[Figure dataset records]
※
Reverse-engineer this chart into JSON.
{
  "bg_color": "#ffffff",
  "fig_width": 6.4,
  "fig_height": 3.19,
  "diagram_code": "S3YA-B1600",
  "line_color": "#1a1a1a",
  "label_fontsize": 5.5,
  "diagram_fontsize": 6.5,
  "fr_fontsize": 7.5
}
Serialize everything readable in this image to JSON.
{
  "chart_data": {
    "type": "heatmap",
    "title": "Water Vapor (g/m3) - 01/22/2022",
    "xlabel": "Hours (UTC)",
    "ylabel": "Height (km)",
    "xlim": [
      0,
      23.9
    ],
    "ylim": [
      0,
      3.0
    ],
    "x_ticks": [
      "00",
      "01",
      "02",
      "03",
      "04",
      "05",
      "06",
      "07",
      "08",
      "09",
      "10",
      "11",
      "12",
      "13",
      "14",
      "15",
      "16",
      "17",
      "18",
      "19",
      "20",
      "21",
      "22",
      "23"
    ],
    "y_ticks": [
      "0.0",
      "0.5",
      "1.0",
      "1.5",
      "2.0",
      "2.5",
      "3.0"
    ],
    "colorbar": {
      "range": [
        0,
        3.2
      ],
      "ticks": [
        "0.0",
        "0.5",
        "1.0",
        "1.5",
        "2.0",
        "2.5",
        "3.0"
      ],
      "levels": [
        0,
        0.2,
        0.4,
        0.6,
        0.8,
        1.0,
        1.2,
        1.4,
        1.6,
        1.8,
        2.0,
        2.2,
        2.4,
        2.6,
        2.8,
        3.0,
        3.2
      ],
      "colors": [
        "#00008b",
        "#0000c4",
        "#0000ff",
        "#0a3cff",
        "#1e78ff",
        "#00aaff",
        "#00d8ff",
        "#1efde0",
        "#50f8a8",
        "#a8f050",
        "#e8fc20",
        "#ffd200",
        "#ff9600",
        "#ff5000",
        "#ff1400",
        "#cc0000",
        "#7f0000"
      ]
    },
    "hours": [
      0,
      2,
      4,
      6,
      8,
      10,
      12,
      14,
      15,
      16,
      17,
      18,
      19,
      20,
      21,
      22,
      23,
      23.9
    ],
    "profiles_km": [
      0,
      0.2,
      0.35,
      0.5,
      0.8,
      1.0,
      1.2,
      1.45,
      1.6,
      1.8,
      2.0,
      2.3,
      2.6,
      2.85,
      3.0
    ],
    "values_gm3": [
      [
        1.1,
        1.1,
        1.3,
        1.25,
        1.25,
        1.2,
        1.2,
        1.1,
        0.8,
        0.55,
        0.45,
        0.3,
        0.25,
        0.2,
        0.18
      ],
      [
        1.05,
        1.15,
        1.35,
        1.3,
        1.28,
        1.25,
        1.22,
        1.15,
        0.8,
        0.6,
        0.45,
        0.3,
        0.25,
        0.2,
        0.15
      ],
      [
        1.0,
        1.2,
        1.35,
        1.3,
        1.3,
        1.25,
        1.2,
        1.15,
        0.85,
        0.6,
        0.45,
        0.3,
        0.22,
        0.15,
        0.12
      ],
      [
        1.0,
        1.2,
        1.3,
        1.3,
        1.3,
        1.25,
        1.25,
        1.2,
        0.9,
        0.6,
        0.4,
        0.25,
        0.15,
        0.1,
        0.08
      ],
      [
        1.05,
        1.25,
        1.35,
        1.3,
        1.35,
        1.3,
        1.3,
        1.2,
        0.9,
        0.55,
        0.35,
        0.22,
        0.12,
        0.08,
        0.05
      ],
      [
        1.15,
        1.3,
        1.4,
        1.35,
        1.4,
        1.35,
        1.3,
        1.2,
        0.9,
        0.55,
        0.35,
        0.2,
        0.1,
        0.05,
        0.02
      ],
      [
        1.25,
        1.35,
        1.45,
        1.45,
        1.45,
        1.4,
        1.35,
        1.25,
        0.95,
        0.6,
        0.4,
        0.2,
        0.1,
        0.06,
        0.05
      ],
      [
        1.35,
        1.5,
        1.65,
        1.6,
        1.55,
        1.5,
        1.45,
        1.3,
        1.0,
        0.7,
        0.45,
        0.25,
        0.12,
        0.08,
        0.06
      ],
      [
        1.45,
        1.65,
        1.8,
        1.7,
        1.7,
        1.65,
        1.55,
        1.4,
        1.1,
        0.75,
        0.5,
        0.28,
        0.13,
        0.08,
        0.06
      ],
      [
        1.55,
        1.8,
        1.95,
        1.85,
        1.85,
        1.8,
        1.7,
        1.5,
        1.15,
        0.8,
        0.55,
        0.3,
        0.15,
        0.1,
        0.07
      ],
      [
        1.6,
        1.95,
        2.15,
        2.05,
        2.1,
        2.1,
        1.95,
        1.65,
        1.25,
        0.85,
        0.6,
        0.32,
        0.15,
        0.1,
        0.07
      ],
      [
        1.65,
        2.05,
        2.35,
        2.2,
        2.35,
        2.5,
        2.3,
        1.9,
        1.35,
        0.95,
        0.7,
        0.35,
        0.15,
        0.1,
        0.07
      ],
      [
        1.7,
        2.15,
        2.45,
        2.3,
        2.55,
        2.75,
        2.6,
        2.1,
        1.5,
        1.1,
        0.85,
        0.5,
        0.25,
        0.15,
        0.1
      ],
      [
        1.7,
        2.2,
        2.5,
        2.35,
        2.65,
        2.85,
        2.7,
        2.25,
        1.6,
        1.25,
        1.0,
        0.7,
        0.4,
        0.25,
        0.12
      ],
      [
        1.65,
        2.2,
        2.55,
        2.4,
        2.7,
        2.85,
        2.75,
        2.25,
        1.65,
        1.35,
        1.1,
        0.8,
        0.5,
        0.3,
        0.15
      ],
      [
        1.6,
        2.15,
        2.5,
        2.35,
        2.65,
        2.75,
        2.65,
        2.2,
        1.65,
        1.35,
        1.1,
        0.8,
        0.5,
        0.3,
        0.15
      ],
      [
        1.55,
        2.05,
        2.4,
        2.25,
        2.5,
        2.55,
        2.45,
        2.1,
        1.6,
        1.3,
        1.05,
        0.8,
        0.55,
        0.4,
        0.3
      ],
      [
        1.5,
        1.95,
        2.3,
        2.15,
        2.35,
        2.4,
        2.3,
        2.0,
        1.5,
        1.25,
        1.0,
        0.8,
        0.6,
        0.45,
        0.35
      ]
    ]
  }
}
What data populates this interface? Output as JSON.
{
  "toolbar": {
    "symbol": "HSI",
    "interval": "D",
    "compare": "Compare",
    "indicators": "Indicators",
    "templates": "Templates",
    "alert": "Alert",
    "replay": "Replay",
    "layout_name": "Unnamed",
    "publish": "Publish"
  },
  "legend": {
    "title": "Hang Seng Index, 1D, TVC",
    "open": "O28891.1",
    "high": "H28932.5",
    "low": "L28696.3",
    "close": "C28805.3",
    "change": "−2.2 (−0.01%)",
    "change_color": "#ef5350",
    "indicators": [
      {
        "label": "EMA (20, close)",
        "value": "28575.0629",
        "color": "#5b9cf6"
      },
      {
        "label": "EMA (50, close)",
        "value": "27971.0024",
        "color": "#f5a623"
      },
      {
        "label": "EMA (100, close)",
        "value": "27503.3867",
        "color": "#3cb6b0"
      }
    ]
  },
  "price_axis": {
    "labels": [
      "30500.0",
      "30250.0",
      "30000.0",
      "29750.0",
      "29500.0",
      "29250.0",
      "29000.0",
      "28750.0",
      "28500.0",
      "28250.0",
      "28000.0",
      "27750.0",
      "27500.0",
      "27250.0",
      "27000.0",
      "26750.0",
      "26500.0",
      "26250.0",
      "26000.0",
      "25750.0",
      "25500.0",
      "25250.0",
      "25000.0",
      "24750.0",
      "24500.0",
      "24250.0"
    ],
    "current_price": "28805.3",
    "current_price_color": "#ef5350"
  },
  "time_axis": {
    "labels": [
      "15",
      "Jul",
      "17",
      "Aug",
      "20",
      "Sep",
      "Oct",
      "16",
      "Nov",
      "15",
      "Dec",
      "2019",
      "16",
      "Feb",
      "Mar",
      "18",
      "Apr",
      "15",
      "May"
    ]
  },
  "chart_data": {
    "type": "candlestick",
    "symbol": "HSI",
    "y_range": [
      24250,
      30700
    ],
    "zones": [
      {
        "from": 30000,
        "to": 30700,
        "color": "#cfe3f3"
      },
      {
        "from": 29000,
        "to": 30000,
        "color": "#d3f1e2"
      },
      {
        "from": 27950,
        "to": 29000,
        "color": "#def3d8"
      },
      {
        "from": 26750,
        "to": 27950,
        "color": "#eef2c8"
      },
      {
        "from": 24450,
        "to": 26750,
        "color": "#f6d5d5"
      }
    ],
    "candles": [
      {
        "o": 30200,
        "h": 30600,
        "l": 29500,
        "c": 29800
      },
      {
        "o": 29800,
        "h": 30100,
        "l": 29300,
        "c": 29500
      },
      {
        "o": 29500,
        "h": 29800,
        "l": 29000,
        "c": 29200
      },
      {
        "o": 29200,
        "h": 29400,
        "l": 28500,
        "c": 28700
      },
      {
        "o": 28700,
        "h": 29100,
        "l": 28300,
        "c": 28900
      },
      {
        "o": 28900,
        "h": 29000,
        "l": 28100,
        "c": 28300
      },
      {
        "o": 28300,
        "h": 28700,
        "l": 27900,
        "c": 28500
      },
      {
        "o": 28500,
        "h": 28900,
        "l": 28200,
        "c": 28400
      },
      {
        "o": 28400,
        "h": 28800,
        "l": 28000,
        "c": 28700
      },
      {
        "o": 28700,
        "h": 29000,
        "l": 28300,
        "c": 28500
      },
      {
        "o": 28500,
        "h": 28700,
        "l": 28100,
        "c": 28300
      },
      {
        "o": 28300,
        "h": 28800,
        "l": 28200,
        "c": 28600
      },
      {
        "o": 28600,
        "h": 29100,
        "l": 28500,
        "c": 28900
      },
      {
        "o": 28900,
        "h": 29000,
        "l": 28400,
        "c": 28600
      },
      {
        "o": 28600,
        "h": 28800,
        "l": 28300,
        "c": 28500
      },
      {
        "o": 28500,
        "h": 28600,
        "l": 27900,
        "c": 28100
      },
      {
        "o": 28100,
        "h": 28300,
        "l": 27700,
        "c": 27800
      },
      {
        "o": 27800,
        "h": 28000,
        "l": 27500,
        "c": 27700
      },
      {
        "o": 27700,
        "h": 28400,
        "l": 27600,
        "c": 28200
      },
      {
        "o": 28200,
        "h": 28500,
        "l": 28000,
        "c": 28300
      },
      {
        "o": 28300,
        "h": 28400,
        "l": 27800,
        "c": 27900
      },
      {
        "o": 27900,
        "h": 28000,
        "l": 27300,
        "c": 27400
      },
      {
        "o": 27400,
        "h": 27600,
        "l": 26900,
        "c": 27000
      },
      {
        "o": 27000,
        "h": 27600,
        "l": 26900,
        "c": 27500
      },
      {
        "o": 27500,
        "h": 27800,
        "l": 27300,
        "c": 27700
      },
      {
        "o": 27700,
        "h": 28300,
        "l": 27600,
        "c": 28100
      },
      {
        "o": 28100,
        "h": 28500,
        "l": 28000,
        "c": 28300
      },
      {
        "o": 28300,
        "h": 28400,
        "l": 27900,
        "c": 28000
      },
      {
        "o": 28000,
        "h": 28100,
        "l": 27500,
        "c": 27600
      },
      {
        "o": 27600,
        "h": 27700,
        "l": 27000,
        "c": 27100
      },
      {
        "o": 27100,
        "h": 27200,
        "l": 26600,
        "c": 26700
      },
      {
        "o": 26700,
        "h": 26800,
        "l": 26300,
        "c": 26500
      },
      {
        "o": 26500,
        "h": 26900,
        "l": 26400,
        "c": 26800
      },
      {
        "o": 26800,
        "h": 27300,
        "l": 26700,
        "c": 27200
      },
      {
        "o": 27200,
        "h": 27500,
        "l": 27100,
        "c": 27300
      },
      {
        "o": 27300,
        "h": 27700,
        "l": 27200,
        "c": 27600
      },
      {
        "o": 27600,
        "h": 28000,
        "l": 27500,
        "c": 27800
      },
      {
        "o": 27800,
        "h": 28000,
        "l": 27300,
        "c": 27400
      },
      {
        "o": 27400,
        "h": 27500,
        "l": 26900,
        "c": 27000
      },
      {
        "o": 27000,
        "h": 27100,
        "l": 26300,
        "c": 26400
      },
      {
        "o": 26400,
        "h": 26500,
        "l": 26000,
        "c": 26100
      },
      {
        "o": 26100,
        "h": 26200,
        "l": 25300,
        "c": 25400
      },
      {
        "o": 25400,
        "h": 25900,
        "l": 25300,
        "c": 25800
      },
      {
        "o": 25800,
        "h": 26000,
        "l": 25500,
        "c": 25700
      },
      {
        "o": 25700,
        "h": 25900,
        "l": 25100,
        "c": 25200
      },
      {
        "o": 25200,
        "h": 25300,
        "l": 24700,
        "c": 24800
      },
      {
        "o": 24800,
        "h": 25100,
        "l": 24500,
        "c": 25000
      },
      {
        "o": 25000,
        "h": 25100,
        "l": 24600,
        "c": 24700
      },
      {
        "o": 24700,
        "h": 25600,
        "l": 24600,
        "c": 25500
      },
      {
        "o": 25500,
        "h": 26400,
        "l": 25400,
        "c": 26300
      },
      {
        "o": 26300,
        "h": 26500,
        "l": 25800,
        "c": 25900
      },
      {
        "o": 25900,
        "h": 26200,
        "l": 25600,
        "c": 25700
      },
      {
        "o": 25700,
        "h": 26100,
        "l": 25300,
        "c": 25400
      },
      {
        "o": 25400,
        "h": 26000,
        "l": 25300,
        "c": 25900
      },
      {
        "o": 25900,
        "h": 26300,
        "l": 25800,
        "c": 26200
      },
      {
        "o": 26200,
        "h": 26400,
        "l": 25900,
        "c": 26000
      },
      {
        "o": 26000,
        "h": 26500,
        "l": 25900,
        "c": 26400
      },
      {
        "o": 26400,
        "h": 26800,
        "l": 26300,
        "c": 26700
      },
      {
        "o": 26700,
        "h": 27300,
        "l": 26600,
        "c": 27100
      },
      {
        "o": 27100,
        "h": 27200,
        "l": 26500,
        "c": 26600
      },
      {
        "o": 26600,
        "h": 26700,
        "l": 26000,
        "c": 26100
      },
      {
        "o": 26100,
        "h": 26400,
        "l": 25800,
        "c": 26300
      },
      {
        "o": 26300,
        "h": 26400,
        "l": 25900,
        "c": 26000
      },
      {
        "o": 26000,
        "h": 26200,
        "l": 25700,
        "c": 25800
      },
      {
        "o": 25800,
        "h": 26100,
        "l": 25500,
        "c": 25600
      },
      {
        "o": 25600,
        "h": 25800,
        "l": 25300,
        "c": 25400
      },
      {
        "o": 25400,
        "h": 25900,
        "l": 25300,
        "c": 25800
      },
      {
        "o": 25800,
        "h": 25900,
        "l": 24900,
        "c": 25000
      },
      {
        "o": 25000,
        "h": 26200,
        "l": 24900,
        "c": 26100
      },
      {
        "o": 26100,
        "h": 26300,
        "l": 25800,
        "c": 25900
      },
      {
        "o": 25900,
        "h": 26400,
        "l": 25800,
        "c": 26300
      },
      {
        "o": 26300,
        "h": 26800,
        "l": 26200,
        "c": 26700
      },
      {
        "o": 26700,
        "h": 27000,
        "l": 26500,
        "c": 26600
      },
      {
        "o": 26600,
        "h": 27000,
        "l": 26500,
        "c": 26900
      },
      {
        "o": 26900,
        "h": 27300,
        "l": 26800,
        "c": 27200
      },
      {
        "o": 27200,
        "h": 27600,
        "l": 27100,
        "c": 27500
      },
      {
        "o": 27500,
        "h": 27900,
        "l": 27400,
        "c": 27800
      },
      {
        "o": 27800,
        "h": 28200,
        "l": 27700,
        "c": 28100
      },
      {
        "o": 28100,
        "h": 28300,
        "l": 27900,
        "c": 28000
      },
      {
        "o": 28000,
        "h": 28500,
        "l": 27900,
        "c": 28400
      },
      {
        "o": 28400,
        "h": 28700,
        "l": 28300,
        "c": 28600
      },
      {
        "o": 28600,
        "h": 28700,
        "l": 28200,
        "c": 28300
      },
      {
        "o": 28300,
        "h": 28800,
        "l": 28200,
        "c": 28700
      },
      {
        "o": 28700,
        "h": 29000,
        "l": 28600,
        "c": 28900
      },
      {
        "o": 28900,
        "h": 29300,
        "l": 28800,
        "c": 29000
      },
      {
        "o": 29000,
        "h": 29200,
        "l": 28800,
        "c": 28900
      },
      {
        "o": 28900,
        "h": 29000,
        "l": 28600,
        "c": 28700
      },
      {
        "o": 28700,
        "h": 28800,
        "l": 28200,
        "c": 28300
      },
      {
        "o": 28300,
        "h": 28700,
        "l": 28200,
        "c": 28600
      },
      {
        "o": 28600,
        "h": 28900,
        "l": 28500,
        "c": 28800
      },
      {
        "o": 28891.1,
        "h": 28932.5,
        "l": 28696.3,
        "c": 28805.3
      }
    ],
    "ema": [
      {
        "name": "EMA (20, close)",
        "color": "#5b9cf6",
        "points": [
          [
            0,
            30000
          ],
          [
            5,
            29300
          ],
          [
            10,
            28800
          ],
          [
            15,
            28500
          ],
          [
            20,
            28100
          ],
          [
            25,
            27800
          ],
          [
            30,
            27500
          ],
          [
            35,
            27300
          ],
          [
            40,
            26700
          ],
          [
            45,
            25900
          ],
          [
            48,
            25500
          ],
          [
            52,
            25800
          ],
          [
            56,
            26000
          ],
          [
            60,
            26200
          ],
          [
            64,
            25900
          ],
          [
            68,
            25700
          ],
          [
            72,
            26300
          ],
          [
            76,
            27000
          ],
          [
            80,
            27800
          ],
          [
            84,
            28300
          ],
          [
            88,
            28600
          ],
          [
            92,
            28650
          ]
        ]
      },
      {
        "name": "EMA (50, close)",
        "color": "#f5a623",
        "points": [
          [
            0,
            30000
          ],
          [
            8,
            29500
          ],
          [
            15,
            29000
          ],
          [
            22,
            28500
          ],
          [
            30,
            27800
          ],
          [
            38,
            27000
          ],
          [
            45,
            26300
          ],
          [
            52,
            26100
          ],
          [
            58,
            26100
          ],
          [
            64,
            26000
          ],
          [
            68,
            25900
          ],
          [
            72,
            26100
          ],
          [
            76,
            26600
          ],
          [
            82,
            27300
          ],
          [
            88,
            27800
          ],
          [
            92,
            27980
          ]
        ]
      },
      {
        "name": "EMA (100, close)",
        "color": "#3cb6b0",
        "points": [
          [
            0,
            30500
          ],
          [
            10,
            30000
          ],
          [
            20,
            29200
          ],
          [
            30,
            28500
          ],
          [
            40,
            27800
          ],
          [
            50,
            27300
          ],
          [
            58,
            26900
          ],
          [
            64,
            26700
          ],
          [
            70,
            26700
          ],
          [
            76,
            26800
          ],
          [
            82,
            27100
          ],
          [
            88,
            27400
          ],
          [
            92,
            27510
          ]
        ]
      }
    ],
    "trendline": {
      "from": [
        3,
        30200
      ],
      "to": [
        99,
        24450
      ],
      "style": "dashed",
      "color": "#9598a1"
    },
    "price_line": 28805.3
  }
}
※
▸ **What needs to be done**
Copy out each line of the records that holds the string "title".

▸ **Result of this task**
    "title": "Water Vapor (g/m3) - 01/22/2022",
    "title": "Hang Seng Index, 1D, TVC",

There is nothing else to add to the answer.